Data tied to figure images:

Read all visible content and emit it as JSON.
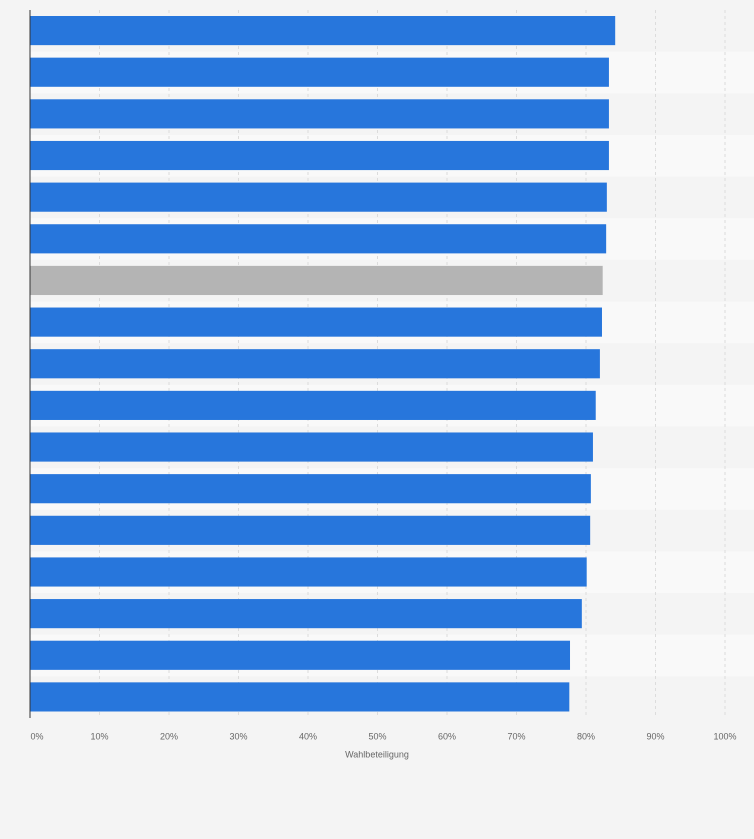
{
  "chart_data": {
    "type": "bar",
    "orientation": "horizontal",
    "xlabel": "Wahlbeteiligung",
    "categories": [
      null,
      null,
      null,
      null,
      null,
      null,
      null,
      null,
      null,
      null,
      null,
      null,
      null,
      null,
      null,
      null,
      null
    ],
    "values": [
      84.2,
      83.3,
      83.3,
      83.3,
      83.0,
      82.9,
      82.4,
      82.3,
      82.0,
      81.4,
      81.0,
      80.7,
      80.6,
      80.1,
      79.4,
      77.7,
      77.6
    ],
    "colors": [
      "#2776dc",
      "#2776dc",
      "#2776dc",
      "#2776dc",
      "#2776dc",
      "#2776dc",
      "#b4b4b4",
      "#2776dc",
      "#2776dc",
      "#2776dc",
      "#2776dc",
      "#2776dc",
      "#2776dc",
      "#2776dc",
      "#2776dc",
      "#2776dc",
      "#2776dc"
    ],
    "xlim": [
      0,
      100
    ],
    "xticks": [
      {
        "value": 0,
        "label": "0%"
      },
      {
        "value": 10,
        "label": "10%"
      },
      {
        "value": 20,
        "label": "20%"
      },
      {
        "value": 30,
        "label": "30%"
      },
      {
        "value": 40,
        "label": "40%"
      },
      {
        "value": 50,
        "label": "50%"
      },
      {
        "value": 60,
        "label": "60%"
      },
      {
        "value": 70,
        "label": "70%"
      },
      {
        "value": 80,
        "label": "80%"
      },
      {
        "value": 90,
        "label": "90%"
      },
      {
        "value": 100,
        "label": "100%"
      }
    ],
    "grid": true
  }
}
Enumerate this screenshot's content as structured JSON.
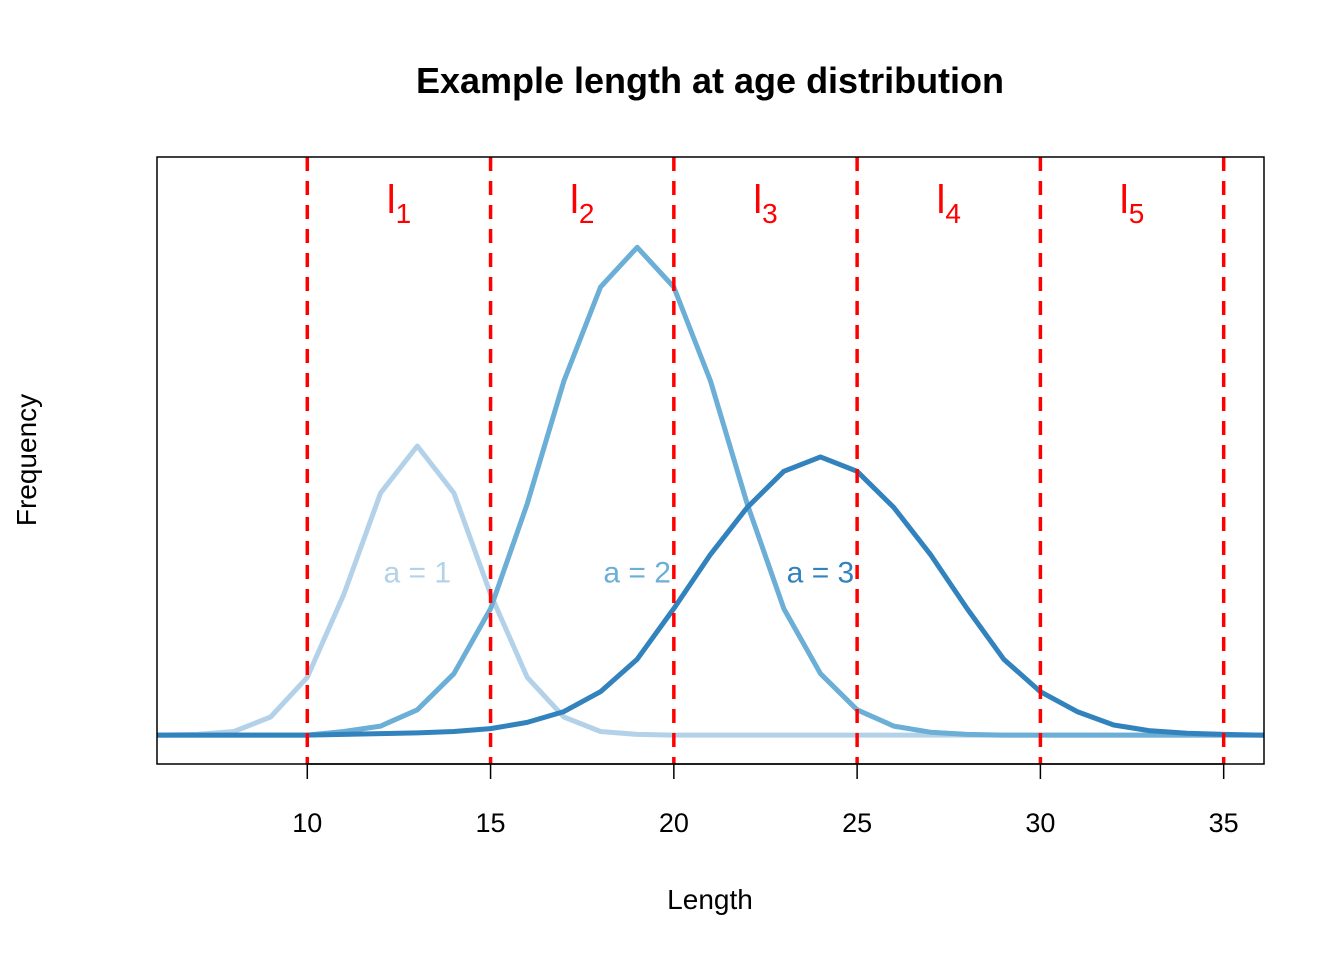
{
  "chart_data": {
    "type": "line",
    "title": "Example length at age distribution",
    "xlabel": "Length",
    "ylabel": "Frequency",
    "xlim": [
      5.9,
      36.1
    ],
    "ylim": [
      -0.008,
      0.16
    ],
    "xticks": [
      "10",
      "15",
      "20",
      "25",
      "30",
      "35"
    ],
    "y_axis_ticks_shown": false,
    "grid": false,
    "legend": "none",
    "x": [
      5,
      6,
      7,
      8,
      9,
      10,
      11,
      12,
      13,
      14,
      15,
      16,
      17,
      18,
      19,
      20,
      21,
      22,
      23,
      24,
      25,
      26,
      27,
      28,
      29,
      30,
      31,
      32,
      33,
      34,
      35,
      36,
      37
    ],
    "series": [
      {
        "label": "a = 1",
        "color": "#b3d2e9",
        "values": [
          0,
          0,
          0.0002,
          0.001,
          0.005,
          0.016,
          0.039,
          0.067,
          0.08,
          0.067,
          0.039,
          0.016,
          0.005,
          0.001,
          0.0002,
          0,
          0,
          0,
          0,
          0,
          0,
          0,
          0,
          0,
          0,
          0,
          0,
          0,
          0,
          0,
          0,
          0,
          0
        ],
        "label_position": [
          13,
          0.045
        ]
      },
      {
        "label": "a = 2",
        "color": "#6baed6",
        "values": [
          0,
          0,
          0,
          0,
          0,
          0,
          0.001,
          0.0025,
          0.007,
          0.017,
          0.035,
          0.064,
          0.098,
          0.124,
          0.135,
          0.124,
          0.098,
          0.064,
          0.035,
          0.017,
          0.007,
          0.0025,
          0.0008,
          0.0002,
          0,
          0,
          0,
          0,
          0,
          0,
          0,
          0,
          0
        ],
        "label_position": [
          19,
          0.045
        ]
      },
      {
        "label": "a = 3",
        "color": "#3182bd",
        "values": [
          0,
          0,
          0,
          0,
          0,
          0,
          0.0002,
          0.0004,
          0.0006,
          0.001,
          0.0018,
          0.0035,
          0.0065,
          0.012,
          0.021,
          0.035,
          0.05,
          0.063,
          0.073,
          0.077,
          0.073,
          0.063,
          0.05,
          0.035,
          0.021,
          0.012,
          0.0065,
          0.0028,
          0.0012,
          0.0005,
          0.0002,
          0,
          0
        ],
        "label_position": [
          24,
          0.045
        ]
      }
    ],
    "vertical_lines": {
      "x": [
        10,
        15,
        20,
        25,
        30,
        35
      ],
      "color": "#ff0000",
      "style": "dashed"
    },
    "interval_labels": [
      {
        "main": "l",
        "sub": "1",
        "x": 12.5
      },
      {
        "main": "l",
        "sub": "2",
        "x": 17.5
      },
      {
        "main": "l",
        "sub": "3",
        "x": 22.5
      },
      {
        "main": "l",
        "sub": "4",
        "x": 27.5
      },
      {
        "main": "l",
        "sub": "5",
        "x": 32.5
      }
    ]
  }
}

* **What is needed**: Return the records exactly. Don't carry the pictures over.

* **Exercise solution**:
Read all visible content and emit it as JSON.
{
  "chart_data": {
    "type": "bar",
    "orientation": "horizontal",
    "xlabel": "Wahlbeteiligung",
    "categories": [
      null,
      null,
      null,
      null,
      null,
      null,
      null,
      null,
      null,
      null,
      null,
      null,
      null,
      null,
      null,
      null,
      null
    ],
    "values": [
      84.2,
      83.3,
      83.3,
      83.3,
      83.0,
      82.9,
      82.4,
      82.3,
      82.0,
      81.4,
      81.0,
      80.7,
      80.6,
      80.1,
      79.4,
      77.7,
      77.6
    ],
    "colors": [
      "#2776dc",
      "#2776dc",
      "#2776dc",
      "#2776dc",
      "#2776dc",
      "#2776dc",
      "#b4b4b4",
      "#2776dc",
      "#2776dc",
      "#2776dc",
      "#2776dc",
      "#2776dc",
      "#2776dc",
      "#2776dc",
      "#2776dc",
      "#2776dc",
      "#2776dc"
    ],
    "xlim": [
      0,
      100
    ],
    "xticks": [
      {
        "value": 0,
        "label": "0%"
      },
      {
        "value": 10,
        "label": "10%"
      },
      {
        "value": 20,
        "label": "20%"
      },
      {
        "value": 30,
        "label": "30%"
      },
      {
        "value": 40,
        "label": "40%"
      },
      {
        "value": 50,
        "label": "50%"
      },
      {
        "value": 60,
        "label": "60%"
      },
      {
        "value": 70,
        "label": "70%"
      },
      {
        "value": 80,
        "label": "80%"
      },
      {
        "value": 90,
        "label": "90%"
      },
      {
        "value": 100,
        "label": "100%"
      }
    ],
    "grid": true
  }
}
Enumerate this screenshot's content as structured JSON.
{
  "chart_data": {
    "type": "line",
    "title": "Example length at age distribution",
    "xlabel": "Length",
    "ylabel": "Frequency",
    "xlim": [
      5.9,
      36.1
    ],
    "ylim": [
      -0.008,
      0.16
    ],
    "xticks": [
      "10",
      "15",
      "20",
      "25",
      "30",
      "35"
    ],
    "y_axis_ticks_shown": false,
    "grid": false,
    "legend": "none",
    "x": [
      5,
      6,
      7,
      8,
      9,
      10,
      11,
      12,
      13,
      14,
      15,
      16,
      17,
      18,
      19,
      20,
      21,
      22,
      23,
      24,
      25,
      26,
      27,
      28,
      29,
      30,
      31,
      32,
      33,
      34,
      35,
      36,
      37
    ],
    "series": [
      {
        "label": "a = 1",
        "color": "#b3d2e9",
        "values": [
          0,
          0,
          0.0002,
          0.001,
          0.005,
          0.016,
          0.039,
          0.067,
          0.08,
          0.067,
          0.039,
          0.016,
          0.005,
          0.001,
          0.0002,
          0,
          0,
          0,
          0,
          0,
          0,
          0,
          0,
          0,
          0,
          0,
          0,
          0,
          0,
          0,
          0,
          0,
          0
        ],
        "label_position": [
          13,
          0.045
        ]
      },
      {
        "label": "a = 2",
        "color": "#6baed6",
        "values": [
          0,
          0,
          0,
          0,
          0,
          0,
          0.001,
          0.0025,
          0.007,
          0.017,
          0.035,
          0.064,
          0.098,
          0.124,
          0.135,
          0.124,
          0.098,
          0.064,
          0.035,
          0.017,
          0.007,
          0.0025,
          0.0008,
          0.0002,
          0,
          0,
          0,
          0,
          0,
          0,
          0,
          0,
          0
        ],
        "label_position": [
          19,
          0.045
        ]
      },
      {
        "label": "a = 3",
        "color": "#3182bd",
        "values": [
          0,
          0,
          0,
          0,
          0,
          0,
          0.0002,
          0.0004,
          0.0006,
          0.001,
          0.0018,
          0.0035,
          0.0065,
          0.012,
          0.021,
          0.035,
          0.05,
          0.063,
          0.073,
          0.077,
          0.073,
          0.063,
          0.05,
          0.035,
          0.021,
          0.012,
          0.0065,
          0.0028,
          0.0012,
          0.0005,
          0.0002,
          0,
          0
        ],
        "label_position": [
          24,
          0.045
        ]
      }
    ],
    "vertical_lines": {
      "x": [
        10,
        15,
        20,
        25,
        30,
        35
      ],
      "color": "#ff0000",
      "style": "dashed"
    },
    "interval_labels": [
      {
        "main": "l",
        "sub": "1",
        "x": 12.5
      },
      {
        "main": "l",
        "sub": "2",
        "x": 17.5
      },
      {
        "main": "l",
        "sub": "3",
        "x": 22.5
      },
      {
        "main": "l",
        "sub": "4",
        "x": 27.5
      },
      {
        "main": "l",
        "sub": "5",
        "x": 32.5
      }
    ]
  }
}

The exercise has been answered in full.